→ Challenge
Identify each line below that contains the word "name", and copy it out.

→ The data
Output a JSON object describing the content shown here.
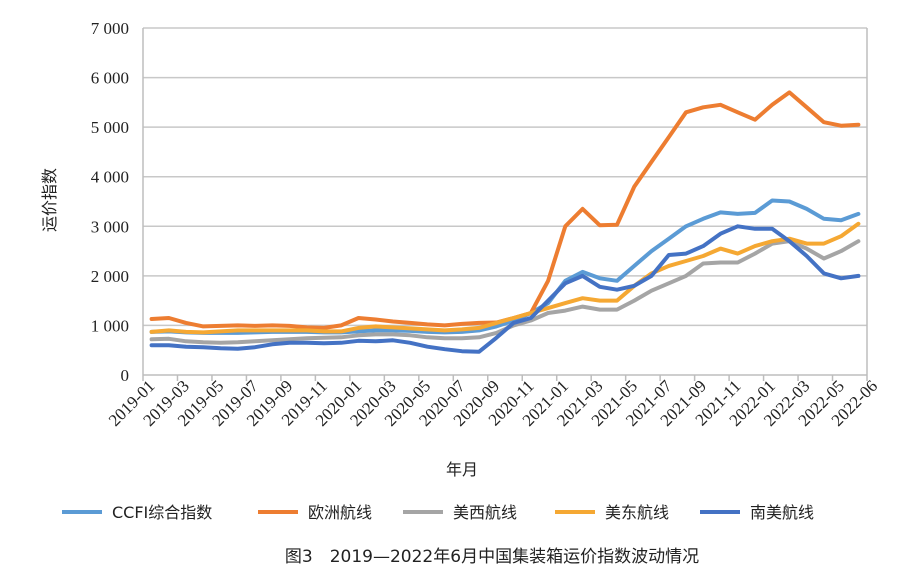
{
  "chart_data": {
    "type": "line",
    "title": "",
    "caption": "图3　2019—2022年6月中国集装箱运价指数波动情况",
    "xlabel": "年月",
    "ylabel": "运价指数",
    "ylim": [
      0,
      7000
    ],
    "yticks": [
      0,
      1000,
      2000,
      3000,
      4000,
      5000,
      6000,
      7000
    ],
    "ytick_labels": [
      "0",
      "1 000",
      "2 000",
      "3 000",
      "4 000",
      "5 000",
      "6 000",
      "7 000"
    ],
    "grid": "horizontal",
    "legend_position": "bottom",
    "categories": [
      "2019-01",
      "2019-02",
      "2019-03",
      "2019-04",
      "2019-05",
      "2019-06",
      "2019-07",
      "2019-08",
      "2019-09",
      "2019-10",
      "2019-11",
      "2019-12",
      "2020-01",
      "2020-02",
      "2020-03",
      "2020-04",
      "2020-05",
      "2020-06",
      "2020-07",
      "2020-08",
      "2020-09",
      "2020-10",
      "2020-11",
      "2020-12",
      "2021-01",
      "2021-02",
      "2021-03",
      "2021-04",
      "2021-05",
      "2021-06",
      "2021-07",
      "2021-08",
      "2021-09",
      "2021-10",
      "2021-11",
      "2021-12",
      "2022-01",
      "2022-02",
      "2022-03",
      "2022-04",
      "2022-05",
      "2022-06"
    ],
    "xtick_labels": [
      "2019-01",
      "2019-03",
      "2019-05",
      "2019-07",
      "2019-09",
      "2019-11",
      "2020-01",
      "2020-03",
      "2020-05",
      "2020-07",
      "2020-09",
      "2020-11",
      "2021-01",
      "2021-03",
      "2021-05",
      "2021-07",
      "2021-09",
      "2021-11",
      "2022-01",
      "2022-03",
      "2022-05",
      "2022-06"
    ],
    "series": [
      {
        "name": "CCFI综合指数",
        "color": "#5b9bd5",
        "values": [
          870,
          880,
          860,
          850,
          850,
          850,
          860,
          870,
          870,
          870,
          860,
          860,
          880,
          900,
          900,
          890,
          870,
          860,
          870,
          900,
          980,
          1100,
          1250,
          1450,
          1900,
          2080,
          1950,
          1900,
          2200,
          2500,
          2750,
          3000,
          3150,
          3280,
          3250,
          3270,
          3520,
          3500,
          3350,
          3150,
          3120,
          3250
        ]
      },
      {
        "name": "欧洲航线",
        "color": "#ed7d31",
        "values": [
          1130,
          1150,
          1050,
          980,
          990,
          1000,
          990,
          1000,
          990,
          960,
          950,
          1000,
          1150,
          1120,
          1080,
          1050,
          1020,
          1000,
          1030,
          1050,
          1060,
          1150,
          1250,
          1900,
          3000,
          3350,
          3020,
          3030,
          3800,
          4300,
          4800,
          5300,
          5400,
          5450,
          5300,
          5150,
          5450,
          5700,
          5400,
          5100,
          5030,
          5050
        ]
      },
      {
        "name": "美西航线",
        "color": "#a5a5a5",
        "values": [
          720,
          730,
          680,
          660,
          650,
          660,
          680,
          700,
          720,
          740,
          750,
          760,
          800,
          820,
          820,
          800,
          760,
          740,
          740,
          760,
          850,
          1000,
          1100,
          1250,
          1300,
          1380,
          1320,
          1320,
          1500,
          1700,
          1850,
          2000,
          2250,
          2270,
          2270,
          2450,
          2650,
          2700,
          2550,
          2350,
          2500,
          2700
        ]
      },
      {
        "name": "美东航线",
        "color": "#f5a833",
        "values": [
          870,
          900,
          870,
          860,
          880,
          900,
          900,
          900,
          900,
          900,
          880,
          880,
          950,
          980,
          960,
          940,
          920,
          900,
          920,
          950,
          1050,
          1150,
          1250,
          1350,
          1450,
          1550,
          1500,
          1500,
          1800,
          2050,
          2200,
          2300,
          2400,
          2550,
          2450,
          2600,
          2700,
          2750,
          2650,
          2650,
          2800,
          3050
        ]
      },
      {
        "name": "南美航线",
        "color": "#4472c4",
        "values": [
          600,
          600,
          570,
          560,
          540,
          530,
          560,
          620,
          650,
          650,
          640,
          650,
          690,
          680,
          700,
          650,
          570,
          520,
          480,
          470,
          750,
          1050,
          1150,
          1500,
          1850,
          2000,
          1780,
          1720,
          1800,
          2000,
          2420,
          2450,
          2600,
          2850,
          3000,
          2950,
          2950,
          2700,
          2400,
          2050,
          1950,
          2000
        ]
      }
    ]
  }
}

→ Solution
        "name": "CCFI综合指数",
        "name": "欧洲航线",
        "name": "美西航线",
        "name": "美东航线",
        "name": "南美航线",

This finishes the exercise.